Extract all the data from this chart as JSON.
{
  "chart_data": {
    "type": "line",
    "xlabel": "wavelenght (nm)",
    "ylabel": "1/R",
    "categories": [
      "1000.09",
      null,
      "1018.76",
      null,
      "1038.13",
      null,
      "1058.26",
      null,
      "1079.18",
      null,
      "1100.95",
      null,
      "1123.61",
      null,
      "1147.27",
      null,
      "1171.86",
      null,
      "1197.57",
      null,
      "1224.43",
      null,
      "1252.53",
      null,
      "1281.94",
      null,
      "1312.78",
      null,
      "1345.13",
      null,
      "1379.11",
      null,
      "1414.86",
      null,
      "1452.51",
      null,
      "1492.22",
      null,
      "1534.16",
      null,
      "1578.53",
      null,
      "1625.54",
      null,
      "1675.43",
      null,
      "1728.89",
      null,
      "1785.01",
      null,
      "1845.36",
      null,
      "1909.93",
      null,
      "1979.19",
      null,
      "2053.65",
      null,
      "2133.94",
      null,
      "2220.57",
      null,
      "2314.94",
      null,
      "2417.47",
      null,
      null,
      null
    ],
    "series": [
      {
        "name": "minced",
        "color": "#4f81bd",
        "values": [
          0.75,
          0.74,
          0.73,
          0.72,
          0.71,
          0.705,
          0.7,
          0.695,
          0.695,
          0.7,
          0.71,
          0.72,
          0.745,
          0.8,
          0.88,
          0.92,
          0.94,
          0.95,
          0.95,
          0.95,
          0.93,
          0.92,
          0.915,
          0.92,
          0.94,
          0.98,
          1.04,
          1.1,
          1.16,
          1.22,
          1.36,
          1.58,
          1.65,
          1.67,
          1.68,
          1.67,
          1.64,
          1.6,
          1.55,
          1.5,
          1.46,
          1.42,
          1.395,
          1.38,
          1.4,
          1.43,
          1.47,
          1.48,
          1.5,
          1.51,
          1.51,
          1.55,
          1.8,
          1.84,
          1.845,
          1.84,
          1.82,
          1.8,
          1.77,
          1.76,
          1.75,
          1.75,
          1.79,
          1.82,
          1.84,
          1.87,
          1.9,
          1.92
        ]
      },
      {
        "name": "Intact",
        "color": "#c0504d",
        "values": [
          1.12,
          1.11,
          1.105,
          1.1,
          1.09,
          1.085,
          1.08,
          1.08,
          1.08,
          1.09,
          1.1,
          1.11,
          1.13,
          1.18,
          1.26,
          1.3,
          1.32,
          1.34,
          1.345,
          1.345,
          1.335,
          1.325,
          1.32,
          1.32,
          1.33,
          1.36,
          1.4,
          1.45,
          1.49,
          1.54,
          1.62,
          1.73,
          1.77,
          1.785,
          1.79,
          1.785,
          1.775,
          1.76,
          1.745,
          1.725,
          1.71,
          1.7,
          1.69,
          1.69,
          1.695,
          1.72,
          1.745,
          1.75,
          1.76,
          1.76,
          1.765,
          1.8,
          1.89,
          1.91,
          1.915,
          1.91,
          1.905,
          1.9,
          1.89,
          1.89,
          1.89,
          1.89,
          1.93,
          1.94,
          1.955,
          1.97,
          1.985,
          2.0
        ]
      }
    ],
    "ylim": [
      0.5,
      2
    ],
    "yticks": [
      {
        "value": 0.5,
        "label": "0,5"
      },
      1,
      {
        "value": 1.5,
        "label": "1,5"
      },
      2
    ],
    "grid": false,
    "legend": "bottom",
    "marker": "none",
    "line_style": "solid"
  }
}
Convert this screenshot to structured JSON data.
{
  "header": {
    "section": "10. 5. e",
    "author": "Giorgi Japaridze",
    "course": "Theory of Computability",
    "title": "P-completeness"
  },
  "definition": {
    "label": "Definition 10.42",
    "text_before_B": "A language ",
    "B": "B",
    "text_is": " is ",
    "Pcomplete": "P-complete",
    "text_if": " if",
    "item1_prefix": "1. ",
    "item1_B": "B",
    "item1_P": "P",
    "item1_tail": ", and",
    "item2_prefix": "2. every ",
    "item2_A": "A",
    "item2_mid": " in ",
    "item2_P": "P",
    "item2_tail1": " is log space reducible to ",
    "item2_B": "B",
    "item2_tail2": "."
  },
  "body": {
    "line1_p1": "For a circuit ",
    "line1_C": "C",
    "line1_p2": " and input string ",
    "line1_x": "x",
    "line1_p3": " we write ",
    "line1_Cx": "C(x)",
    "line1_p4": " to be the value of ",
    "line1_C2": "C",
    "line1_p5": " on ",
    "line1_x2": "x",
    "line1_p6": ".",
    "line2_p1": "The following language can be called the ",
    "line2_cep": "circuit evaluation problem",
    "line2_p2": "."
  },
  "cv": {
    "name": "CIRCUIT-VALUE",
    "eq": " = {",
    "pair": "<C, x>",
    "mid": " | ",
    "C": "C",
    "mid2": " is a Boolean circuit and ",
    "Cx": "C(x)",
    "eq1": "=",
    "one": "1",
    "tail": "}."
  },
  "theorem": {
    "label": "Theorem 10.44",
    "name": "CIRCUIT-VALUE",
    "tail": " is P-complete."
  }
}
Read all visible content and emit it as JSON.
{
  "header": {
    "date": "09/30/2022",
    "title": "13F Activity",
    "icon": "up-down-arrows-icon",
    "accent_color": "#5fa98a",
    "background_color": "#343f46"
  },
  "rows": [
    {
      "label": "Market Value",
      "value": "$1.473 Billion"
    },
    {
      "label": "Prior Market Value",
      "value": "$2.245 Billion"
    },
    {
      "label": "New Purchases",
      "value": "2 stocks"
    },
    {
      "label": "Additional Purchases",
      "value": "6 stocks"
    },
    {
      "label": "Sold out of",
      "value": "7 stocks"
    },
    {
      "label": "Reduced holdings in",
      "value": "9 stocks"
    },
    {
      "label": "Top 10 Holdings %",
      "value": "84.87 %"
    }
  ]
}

EXERCISE TASK
Exact repetition is required for the lines from the one that contains "Read all visible content and emit it as JSON." through the final line; leave out everything else.

EXERCISE SOLUTION
Read all visible content and emit it as JSON.
{
  "header": {
    "date": "09/30/2022",
    "title": "13F Activity",
    "icon": "up-down-arrows-icon",
    "accent_color": "#5fa98a",
    "background_color": "#343f46"
  },
  "rows": [
    {
      "label": "Market Value",
      "value": "$1.473 Billion"
    },
    {
      "label": "Prior Market Value",
      "value": "$2.245 Billion"
    },
    {
      "label": "New Purchases",
      "value": "2 stocks"
    },
    {
      "label": "Additional Purchases",
      "value": "6 stocks"
    },
    {
      "label": "Sold out of",
      "value": "7 stocks"
    },
    {
      "label": "Reduced holdings in",
      "value": "9 stocks"
    },
    {
      "label": "Top 10 Holdings %",
      "value": "84.87 %"
    }
  ]
}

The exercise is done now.